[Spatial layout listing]
>>>

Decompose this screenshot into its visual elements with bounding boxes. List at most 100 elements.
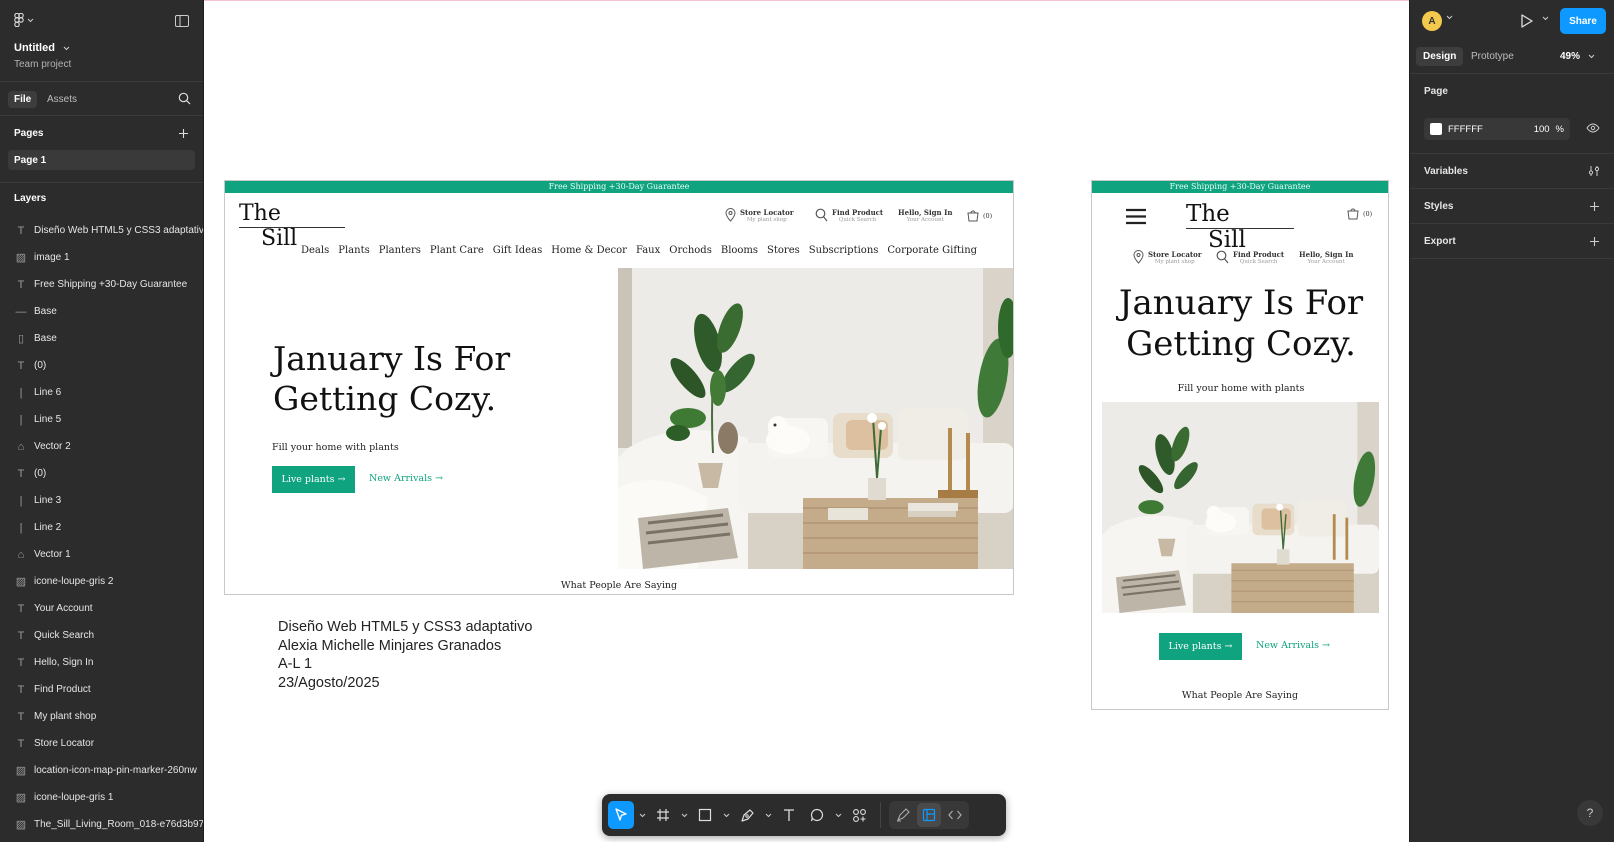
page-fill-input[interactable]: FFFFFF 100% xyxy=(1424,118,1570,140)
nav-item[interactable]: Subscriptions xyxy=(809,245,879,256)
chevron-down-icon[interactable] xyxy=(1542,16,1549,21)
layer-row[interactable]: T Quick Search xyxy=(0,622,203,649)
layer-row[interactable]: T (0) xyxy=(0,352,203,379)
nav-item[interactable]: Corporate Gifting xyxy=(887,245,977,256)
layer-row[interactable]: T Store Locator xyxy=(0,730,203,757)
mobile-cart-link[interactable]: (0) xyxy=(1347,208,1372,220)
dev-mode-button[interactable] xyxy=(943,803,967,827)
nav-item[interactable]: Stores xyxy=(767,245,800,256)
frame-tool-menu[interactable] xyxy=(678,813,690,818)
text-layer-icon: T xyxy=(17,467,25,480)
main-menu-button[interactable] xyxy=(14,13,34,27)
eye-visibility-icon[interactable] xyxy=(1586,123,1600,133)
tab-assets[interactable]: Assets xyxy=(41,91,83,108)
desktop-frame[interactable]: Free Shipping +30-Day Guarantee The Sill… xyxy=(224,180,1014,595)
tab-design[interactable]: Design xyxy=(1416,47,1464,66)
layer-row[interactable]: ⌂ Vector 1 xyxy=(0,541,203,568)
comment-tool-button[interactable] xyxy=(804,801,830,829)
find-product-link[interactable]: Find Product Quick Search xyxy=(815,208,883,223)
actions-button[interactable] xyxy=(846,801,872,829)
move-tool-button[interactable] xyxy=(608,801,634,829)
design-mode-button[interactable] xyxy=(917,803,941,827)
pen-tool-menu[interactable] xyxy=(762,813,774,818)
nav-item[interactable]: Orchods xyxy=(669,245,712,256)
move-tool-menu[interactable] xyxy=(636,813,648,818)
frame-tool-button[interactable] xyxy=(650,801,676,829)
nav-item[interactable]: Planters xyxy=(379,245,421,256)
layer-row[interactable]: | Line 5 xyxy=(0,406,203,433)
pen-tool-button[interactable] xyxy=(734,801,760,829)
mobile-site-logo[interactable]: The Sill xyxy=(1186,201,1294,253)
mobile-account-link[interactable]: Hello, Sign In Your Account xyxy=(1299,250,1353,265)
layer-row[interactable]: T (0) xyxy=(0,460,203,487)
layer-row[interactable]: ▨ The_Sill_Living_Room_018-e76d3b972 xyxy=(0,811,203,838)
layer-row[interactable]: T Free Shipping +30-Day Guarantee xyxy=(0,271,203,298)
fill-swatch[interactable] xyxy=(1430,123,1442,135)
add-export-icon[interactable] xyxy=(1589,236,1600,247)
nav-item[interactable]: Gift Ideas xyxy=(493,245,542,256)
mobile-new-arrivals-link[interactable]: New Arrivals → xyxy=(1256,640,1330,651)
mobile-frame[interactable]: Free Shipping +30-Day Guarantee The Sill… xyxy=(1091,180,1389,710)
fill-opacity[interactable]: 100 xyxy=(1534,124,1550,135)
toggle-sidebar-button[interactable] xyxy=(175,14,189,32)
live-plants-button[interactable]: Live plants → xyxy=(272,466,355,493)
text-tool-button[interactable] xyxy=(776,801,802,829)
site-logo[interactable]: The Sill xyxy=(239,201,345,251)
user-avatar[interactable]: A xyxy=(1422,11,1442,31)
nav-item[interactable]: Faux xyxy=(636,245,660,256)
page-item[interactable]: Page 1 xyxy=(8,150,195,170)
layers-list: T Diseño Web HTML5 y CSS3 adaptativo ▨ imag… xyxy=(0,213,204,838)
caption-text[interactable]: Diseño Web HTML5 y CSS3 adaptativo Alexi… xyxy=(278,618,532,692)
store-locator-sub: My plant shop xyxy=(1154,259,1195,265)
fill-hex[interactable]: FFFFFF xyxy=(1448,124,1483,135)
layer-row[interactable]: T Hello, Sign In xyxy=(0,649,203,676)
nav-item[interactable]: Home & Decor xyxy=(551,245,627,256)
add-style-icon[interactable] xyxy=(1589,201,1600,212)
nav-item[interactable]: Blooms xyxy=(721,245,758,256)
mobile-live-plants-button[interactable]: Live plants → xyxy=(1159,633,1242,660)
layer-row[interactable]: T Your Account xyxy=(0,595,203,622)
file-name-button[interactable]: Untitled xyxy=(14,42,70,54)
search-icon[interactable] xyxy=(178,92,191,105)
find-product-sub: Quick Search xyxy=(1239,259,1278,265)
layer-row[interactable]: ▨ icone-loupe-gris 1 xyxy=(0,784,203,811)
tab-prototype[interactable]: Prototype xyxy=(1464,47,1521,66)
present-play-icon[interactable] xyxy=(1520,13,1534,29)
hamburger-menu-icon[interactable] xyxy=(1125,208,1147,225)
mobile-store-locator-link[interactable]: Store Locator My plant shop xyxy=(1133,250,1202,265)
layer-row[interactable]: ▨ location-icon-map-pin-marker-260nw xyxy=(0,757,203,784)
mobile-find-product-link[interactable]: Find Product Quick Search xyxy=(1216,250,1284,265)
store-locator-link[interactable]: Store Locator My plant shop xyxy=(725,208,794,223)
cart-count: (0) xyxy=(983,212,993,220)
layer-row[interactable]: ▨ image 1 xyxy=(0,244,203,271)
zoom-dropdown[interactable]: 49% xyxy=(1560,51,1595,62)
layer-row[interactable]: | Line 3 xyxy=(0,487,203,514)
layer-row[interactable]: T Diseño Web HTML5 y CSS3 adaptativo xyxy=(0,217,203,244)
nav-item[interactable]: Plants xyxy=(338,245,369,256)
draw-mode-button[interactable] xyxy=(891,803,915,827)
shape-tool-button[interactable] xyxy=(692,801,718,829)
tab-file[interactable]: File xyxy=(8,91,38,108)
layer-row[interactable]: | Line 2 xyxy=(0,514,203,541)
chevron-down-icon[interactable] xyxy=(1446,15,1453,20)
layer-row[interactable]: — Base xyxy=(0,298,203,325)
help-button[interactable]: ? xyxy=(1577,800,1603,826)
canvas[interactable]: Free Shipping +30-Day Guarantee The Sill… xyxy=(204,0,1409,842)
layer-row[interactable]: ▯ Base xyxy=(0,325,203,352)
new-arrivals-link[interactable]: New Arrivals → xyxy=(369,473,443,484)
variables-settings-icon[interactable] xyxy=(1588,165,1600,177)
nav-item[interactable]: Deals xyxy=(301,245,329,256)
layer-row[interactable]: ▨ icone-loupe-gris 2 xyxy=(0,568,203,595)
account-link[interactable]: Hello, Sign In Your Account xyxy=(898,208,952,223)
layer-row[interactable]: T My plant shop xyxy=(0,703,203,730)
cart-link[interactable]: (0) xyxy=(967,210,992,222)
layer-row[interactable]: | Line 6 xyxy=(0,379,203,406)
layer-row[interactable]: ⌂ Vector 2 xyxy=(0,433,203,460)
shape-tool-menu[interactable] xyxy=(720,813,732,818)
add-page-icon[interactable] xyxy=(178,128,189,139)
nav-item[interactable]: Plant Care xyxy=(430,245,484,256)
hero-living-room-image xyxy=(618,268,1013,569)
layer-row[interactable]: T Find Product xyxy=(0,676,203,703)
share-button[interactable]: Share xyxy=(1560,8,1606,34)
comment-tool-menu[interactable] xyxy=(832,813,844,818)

<<<

*WORK REQUIRED*
Please rewrite the listing, swapping every "nav-item" for "menu-link" and changing nothing else. Leave the pictures out.

*THE SOLUTION*
Decompose this screenshot into its visual elements with bounding boxes. List at most 100 elements.
page-fill-input[interactable]: FFFFFF 100% xyxy=(1424,118,1570,140)
menu-link[interactable]: Subscriptions xyxy=(809,245,879,256)
chevron-down-icon[interactable] xyxy=(1542,16,1549,21)
layer-row[interactable]: T Quick Search xyxy=(0,622,203,649)
layer-row[interactable]: T (0) xyxy=(0,352,203,379)
menu-link[interactable]: Corporate Gifting xyxy=(887,245,977,256)
layer-row[interactable]: T Store Locator xyxy=(0,730,203,757)
mobile-cart-link[interactable]: (0) xyxy=(1347,208,1372,220)
dev-mode-button[interactable] xyxy=(943,803,967,827)
menu-link[interactable]: Stores xyxy=(767,245,800,256)
frame-tool-menu[interactable] xyxy=(678,813,690,818)
text-layer-icon: T xyxy=(17,467,25,480)
main-menu-button[interactable] xyxy=(14,13,34,27)
eye-visibility-icon[interactable] xyxy=(1586,123,1600,133)
tab-assets[interactable]: Assets xyxy=(41,91,83,108)
desktop-frame[interactable]: Free Shipping +30-Day Guarantee The Sill… xyxy=(224,180,1014,595)
tab-design[interactable]: Design xyxy=(1416,47,1464,66)
layer-row[interactable]: ⌂ Vector 1 xyxy=(0,541,203,568)
comment-tool-button[interactable] xyxy=(804,801,830,829)
find-product-link[interactable]: Find Product Quick Search xyxy=(815,208,883,223)
actions-button[interactable] xyxy=(846,801,872,829)
move-tool-button[interactable] xyxy=(608,801,634,829)
design-mode-button[interactable] xyxy=(917,803,941,827)
pen-tool-menu[interactable] xyxy=(762,813,774,818)
menu-link[interactable]: Orchods xyxy=(669,245,712,256)
move-tool-menu[interactable] xyxy=(636,813,648,818)
frame-tool-button[interactable] xyxy=(650,801,676,829)
menu-link[interactable]: Planters xyxy=(379,245,421,256)
layer-row[interactable]: | Line 5 xyxy=(0,406,203,433)
pen-tool-button[interactable] xyxy=(734,801,760,829)
mobile-site-logo[interactable]: The Sill xyxy=(1186,201,1294,253)
mobile-account-link[interactable]: Hello, Sign In Your Account xyxy=(1299,250,1353,265)
layer-row[interactable]: T (0) xyxy=(0,460,203,487)
layer-row[interactable]: ▨ The_Sill_Living_Room_018-e76d3b972 xyxy=(0,811,203,838)
layer-row[interactable]: T Free Shipping +30-Day Guarantee xyxy=(0,271,203,298)
fill-swatch[interactable] xyxy=(1430,123,1442,135)
add-export-icon[interactable] xyxy=(1589,236,1600,247)
menu-link[interactable]: Gift Ideas xyxy=(493,245,542,256)
mobile-new-arrivals-link[interactable]: New Arrivals → xyxy=(1256,640,1330,651)
mobile-frame[interactable]: Free Shipping +30-Day Guarantee The Sill… xyxy=(1091,180,1389,710)
fill-opacity[interactable]: 100 xyxy=(1534,124,1550,135)
toggle-sidebar-button[interactable] xyxy=(175,14,189,32)
live-plants-button[interactable]: Live plants → xyxy=(272,466,355,493)
text-tool-button[interactable] xyxy=(776,801,802,829)
site-logo[interactable]: The Sill xyxy=(239,201,345,251)
user-avatar[interactable]: A xyxy=(1422,11,1442,31)
menu-link[interactable]: Faux xyxy=(636,245,660,256)
page-item[interactable]: Page 1 xyxy=(8,150,195,170)
layers-list: T Diseño Web HTML5 y CSS3 adaptativo ▨ imag… xyxy=(0,213,204,838)
caption-text[interactable]: Diseño Web HTML5 y CSS3 adaptativo Alexi… xyxy=(278,618,532,692)
store-locator-sub: My plant shop xyxy=(1154,259,1195,265)
fill-hex[interactable]: FFFFFF xyxy=(1448,124,1483,135)
layer-row[interactable]: T Hello, Sign In xyxy=(0,649,203,676)
menu-link[interactable]: Home & Decor xyxy=(551,245,627,256)
add-style-icon[interactable] xyxy=(1589,201,1600,212)
menu-link[interactable]: Blooms xyxy=(721,245,758,256)
mobile-live-plants-button[interactable]: Live plants → xyxy=(1159,633,1242,660)
layer-row[interactable]: T Your Account xyxy=(0,595,203,622)
file-name-button[interactable]: Untitled xyxy=(14,42,70,54)
search-icon[interactable] xyxy=(178,92,191,105)
find-product-sub: Quick Search xyxy=(1239,259,1278,265)
layer-row[interactable]: ▨ icone-loupe-gris 1 xyxy=(0,784,203,811)
tab-prototype[interactable]: Prototype xyxy=(1464,47,1521,66)
present-play-icon[interactable] xyxy=(1520,13,1534,29)
hamburger-menu-icon[interactable] xyxy=(1125,208,1147,225)
mobile-store-locator-link[interactable]: Store Locator My plant shop xyxy=(1133,250,1202,265)
layer-row[interactable]: ▨ location-icon-map-pin-marker-260nw xyxy=(0,757,203,784)
mobile-find-product-link[interactable]: Find Product Quick Search xyxy=(1216,250,1284,265)
store-locator-link[interactable]: Store Locator My plant shop xyxy=(725,208,794,223)
cart-count: (0) xyxy=(983,212,993,220)
layer-row[interactable]: ▨ image 1 xyxy=(0,244,203,271)
zoom-dropdown[interactable]: 49% xyxy=(1560,51,1595,62)
layer-row[interactable]: | Line 3 xyxy=(0,487,203,514)
layer-row[interactable]: T Diseño Web HTML5 y CSS3 adaptativo xyxy=(0,217,203,244)
menu-link[interactable]: Plants xyxy=(338,245,369,256)
draw-mode-button[interactable] xyxy=(891,803,915,827)
shape-tool-button[interactable] xyxy=(692,801,718,829)
tab-file[interactable]: File xyxy=(8,91,38,108)
layer-row[interactable]: | Line 2 xyxy=(0,514,203,541)
chevron-down-icon[interactable] xyxy=(1446,15,1453,20)
layer-row[interactable]: — Base xyxy=(0,298,203,325)
help-button[interactable]: ? xyxy=(1577,800,1603,826)
canvas[interactable]: Free Shipping +30-Day Guarantee The Sill… xyxy=(204,0,1409,842)
layer-row[interactable]: ▯ Base xyxy=(0,325,203,352)
new-arrivals-link[interactable]: New Arrivals → xyxy=(369,473,443,484)
variables-settings-icon[interactable] xyxy=(1588,165,1600,177)
menu-link[interactable]: Deals xyxy=(301,245,329,256)
layer-row[interactable]: ▨ icone-loupe-gris 2 xyxy=(0,568,203,595)
account-link[interactable]: Hello, Sign In Your Account xyxy=(898,208,952,223)
layer-row[interactable]: T My plant shop xyxy=(0,703,203,730)
cart-link[interactable]: (0) xyxy=(967,210,992,222)
layer-row[interactable]: | Line 6 xyxy=(0,379,203,406)
layer-row[interactable]: ⌂ Vector 2 xyxy=(0,433,203,460)
shape-tool-menu[interactable] xyxy=(720,813,732,818)
add-page-icon[interactable] xyxy=(178,128,189,139)
menu-link[interactable]: Plant Care xyxy=(430,245,484,256)
hero-living-room-image xyxy=(618,268,1013,569)
layer-row[interactable]: T Find Product xyxy=(0,676,203,703)
share-button[interactable]: Share xyxy=(1560,8,1606,34)
comment-tool-menu[interactable] xyxy=(832,813,844,818)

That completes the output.